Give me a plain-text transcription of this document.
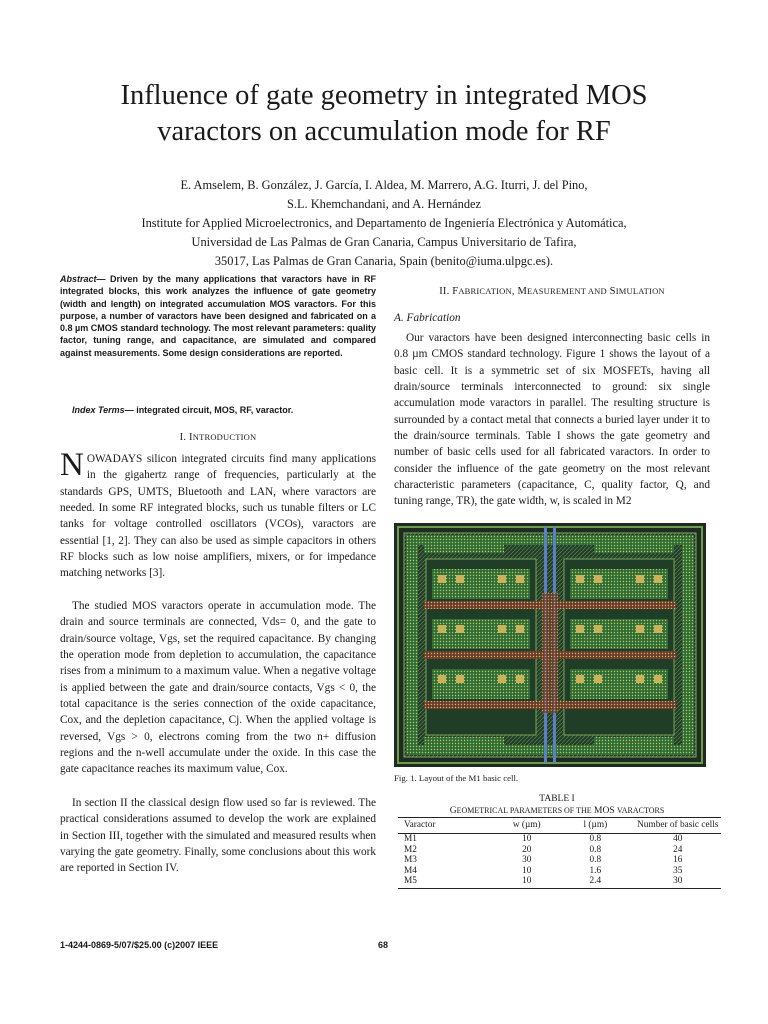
Influence of gate geometry in integrated MOS
varactors on accumulation mode for RF
E. Amselem, B. González, J. García, I. Aldea, M. Marrero, A.G. Iturri, J. del Pino,
S.L. Khemchandani, and A. Hernández
Institute for Applied Microelectronics, and Departamento de Ingeniería Electrónica y Automática,
Universidad de Las Palmas de Gran Canaria, Campus Universitario de Tafira,
35017, Las Palmas de Gran Canaria, Spain (benito@iuma.ulpgc.es).
Abstract— Driven by the many applications that varactors have in RF integrated blocks, this work analyzes the influence of gate geometry (width and length) on integrated accumulation MOS varactors. For this purpose, a number of varactors have been designed and fabricated on a 0.8 µm CMOS standard technology. The most relevant parameters: quality factor, tuning range, and capacitance, are simulated and compared against measurements. Some design considerations are reported.
Index Terms— integrated circuit, MOS, RF, varactor.
I. INTRODUCTION
NOWADAYS silicon integrated circuits find many applications in the gigahertz range of frequencies, particularly at the standards GPS, UMTS, Bluetooth and LAN, where varactors are needed. In some RF integrated blocks, such us tunable filters or LC tanks for voltage controlled oscillators (VCOs), varactors are essential [1, 2]. They can also be used as simple capacitors in others RF blocks such as low noise amplifiers, mixers, or for impedance matching networks [3].
The studied MOS varactors operate in accumulation mode. The drain and source terminals are connected, Vds= 0, and the gate to drain/source voltage, Vgs, set the required capacitance. By changing the operation mode from depletion to accumulation, the capacitance rises from a minimum to a maximum value. When a negative voltage is applied between the gate and drain/source contacts, Vgs < 0, the total capacitance is the series connection of the oxide capacitance, Cox, and the depletion capacitance, Cj. When the applied voltage is reversed, Vgs > 0, electrons coming from the two n+ diffusion regions and the n-well accumulate under the oxide. In this case the gate capacitance reaches its maximum value, Cox.
In section II the classical design flow used so far is reviewed. The practical considerations assumed to develop the work are explained in Section III, together with the simulated and measured results when varying the gate geometry. Finally, some conclusions about this work are reported in Section IV.
II. FABRICATION, MEASUREMENT AND SIMULATION
A. Fabrication
Our varactors have been designed interconnecting basic cells in 0.8 µm CMOS standard technology. Figure 1 shows the layout of a basic cell. It is a symmetric set of six MOSFETs, having all drain/source terminals interconnected to ground: six single accumulation mode varactors in parallel. The resulting structure is surrounded by a contact metal that connects a buried layer under it to the drain/source terminals. Table I shows the gate geometry and number of basic cells used for all fabricated varactors. In order to consider the influence of the gate geometry on the most relevant characteristic parameters (capacitance, C, quality factor, Q, and tuning range, TR), the gate width, w, is scaled in M2
Fig. 1. Layout of the M1 basic cell.
TABLE I
GEOMETRICAL PARAMETERS OF THE MOS VARACTORS
Varactor	w (µm)	l (µm)	Number of basic cells
M1	10	0.8	40
M2	20	0.8	24
M3	30	0.8	16
M4	10	1.6	35
M5	10	2.4	30
1-4244-0869-5/07/$25.00 (c)2007 IEEE	68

# [Work request]
Return each line above where the word "Canaria" shows up.

# [Completed exercise]
Universidad de Las Palmas de Gran Canaria, Campus Universitario de Tafira,
35017, Las Palmas de Gran Canaria, Spain (benito@iuma.ulpgc.es).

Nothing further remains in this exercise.